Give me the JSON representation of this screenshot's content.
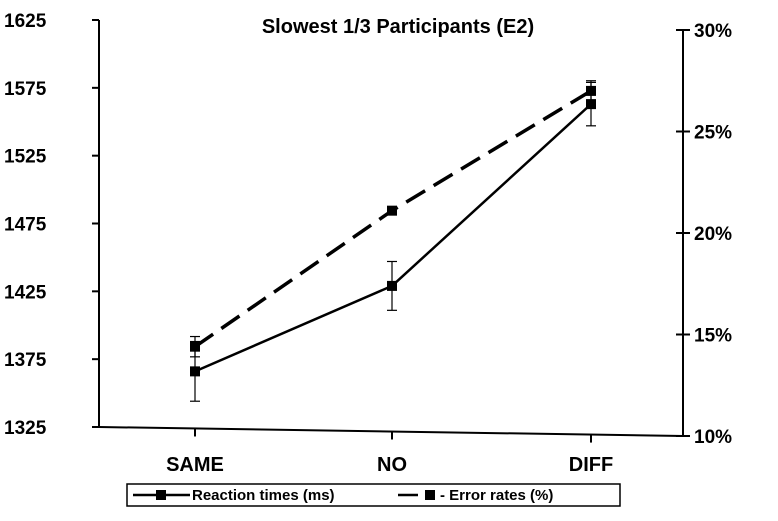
{
  "chart_data": {
    "type": "line",
    "title": "Slowest 1/3 Participants (E2)",
    "categories": [
      "SAME",
      "NO",
      "DIFF"
    ],
    "y_left": {
      "ticks": [
        "1325",
        "1375",
        "1425",
        "1475",
        "1525",
        "1575",
        "1625"
      ],
      "ylim": [
        1325,
        1625
      ]
    },
    "y_right": {
      "ticks": [
        "10%",
        "15%",
        "20%",
        "25%",
        "30%"
      ],
      "ylim": [
        10,
        30
      ]
    },
    "series": [
      {
        "name": "Reaction times (ms)",
        "axis": "left",
        "values": [
          1366,
          1429,
          1563
        ],
        "error": [
          22,
          18,
          16
        ],
        "line_style": "solid"
      },
      {
        "name": "- Error rates (%)",
        "axis": "right",
        "values": [
          14.4,
          21.1,
          27.0
        ],
        "error": [
          0.5,
          0,
          0.5
        ],
        "line_style": "dashed"
      }
    ],
    "legend_position": "bottom",
    "grid": false,
    "colors": {
      "line": "#000000",
      "background": "#ffffff"
    }
  }
}
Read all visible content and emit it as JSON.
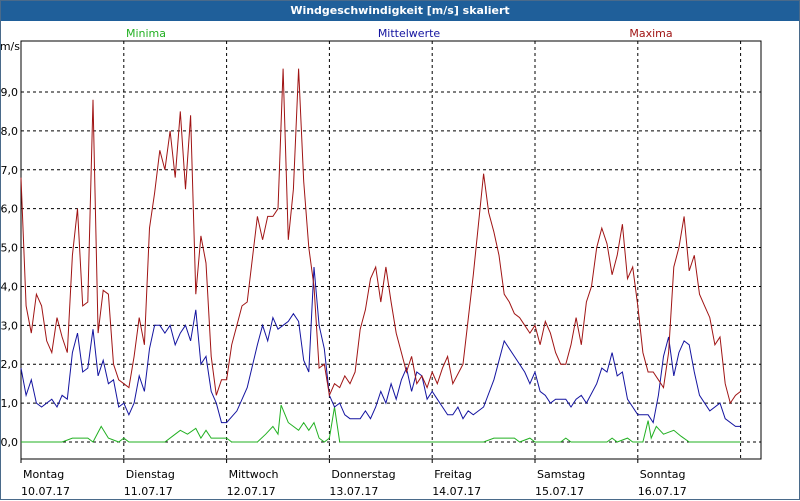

* Aim of the exercise *
In the copy, include all records verbatim but no images.

* Final answer *
Give me the JSON representation of this screenshot's content.
{
  "chart_data": {
    "type": "line",
    "title": "Slowest 1/3 Participants (E2)",
    "categories": [
      "SAME",
      "NO",
      "DIFF"
    ],
    "y_left": {
      "ticks": [
        "1325",
        "1375",
        "1425",
        "1475",
        "1525",
        "1575",
        "1625"
      ],
      "ylim": [
        1325,
        1625
      ]
    },
    "y_right": {
      "ticks": [
        "10%",
        "15%",
        "20%",
        "25%",
        "30%"
      ],
      "ylim": [
        10,
        30
      ]
    },
    "series": [
      {
        "name": "Reaction times (ms)",
        "axis": "left",
        "values": [
          1366,
          1429,
          1563
        ],
        "error": [
          22,
          18,
          16
        ],
        "line_style": "solid"
      },
      {
        "name": "- Error rates (%)",
        "axis": "right",
        "values": [
          14.4,
          21.1,
          27.0
        ],
        "error": [
          0.5,
          0,
          0.5
        ],
        "line_style": "dashed"
      }
    ],
    "legend_position": "bottom",
    "grid": false,
    "colors": {
      "line": "#000000",
      "background": "#ffffff"
    }
  }
}
Read all visible content and emit it as JSON.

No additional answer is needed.